-- start of LISTING --

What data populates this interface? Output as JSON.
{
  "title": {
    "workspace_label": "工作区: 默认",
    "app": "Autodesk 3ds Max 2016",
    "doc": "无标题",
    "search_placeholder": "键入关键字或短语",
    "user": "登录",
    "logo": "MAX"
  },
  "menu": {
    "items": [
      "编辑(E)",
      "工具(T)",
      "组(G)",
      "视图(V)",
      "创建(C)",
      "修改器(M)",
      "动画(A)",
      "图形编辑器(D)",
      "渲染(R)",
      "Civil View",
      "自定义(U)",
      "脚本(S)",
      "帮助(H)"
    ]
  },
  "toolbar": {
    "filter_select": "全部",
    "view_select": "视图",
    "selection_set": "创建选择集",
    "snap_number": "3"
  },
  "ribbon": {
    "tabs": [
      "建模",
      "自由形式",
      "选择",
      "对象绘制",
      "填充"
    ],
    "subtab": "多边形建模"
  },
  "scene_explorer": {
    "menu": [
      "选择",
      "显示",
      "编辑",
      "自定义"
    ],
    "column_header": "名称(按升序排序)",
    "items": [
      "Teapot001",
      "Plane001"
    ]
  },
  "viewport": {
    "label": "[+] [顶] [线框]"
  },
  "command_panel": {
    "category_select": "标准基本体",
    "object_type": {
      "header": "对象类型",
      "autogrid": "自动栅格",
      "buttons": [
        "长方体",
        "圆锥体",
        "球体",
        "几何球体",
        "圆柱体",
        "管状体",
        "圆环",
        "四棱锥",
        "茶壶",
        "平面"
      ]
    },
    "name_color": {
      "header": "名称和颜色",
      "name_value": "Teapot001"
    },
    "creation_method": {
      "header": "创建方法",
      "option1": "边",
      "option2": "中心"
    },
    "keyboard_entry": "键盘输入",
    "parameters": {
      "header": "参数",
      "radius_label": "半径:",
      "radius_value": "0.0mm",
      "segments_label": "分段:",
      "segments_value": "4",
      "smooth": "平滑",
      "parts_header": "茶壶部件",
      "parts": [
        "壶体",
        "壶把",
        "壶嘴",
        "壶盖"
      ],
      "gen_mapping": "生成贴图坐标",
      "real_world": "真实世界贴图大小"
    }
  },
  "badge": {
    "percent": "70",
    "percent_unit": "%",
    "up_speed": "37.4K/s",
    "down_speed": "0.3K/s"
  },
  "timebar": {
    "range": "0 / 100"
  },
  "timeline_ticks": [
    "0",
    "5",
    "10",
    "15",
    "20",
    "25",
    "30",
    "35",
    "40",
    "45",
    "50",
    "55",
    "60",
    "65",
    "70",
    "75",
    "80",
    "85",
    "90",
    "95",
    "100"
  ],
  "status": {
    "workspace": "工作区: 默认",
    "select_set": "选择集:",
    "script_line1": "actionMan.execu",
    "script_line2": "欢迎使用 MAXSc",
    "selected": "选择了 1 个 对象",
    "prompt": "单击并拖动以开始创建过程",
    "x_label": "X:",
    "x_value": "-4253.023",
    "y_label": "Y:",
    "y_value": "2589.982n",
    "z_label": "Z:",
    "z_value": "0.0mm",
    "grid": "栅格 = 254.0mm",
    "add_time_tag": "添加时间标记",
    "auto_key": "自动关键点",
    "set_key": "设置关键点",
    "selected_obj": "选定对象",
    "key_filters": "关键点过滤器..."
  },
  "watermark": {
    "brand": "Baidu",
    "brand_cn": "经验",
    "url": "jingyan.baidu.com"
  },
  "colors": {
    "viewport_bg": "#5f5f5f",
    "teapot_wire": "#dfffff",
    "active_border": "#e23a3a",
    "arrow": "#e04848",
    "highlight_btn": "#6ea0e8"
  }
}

-- end of LISTING --
-- start of LISTING --

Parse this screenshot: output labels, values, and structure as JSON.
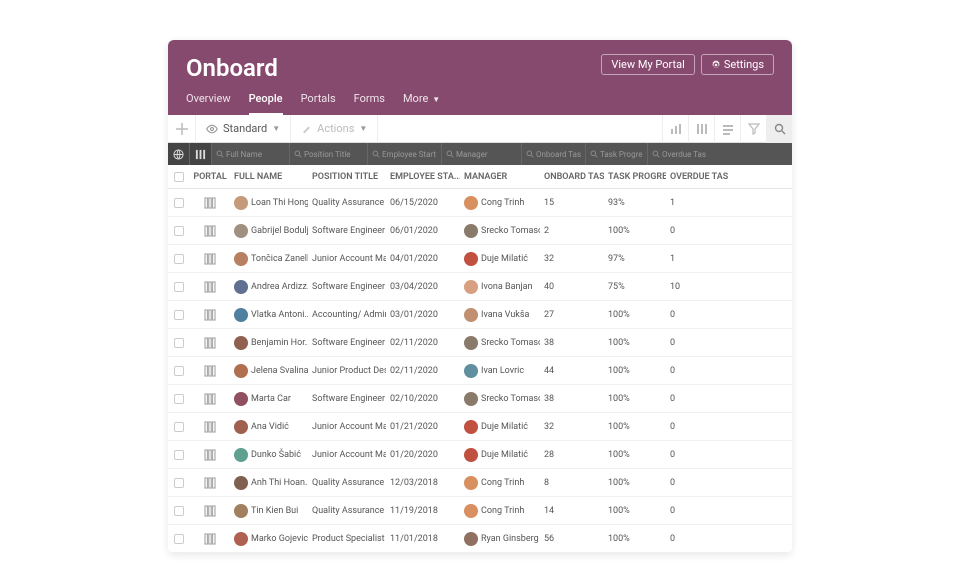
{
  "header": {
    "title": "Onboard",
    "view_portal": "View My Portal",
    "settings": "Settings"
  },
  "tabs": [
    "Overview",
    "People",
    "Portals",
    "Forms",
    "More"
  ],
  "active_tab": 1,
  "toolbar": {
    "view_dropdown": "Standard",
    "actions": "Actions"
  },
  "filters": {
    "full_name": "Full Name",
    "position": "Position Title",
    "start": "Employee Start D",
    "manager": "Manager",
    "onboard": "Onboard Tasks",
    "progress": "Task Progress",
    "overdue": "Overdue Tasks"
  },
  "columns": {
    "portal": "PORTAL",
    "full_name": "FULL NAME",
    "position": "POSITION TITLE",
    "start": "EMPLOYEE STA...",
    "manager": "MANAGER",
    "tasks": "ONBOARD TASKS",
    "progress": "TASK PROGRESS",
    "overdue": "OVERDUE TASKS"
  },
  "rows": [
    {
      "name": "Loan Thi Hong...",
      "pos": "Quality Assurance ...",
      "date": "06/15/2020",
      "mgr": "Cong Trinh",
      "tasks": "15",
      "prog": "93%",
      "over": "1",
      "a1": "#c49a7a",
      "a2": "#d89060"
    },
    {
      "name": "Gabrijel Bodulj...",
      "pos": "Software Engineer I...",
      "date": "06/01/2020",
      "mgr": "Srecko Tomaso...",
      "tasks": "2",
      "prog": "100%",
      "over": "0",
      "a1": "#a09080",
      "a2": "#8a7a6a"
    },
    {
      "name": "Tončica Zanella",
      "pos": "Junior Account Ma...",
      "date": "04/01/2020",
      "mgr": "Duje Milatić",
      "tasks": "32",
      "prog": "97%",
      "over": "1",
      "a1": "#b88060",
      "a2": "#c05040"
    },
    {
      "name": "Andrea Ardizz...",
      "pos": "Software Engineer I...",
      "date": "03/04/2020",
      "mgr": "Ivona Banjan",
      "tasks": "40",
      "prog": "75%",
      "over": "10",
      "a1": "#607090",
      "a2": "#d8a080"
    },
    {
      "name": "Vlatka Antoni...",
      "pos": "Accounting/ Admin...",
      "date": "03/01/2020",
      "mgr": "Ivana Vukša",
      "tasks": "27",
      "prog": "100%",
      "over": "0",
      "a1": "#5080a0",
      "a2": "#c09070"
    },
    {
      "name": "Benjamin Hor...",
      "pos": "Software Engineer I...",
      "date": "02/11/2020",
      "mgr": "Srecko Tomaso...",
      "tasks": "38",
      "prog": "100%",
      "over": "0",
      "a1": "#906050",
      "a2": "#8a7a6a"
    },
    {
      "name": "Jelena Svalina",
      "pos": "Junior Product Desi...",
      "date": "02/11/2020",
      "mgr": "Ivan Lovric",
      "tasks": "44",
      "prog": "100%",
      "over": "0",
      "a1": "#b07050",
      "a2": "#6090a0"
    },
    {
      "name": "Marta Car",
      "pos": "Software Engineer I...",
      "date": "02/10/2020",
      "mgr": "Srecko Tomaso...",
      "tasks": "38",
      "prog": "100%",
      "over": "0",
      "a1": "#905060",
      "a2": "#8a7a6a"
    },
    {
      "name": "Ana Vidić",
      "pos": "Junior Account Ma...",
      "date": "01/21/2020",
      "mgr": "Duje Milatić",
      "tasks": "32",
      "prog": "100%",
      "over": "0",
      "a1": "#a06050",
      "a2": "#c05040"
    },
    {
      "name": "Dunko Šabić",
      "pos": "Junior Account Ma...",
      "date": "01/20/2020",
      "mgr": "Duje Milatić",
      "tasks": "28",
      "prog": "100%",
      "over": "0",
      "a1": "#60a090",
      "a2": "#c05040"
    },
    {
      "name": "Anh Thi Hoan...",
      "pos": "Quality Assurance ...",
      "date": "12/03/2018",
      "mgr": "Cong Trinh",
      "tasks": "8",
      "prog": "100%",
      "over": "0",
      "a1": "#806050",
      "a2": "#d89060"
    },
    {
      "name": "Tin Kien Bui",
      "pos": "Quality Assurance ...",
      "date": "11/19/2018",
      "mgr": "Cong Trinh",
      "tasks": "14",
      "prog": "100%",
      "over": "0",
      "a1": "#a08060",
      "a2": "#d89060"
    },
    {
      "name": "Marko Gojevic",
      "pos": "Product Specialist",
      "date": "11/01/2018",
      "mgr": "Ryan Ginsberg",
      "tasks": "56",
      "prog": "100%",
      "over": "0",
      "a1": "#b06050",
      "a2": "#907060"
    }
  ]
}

-- end of LISTING --

**WHAT YOU HAVE TO DO:** Pick out and copy the lines of the material that include the word "this".

**COMPLETED EXERCISE:**
What data populates this interface? Output as JSON.
Parse this screenshot: output labels, values, and structure as JSON.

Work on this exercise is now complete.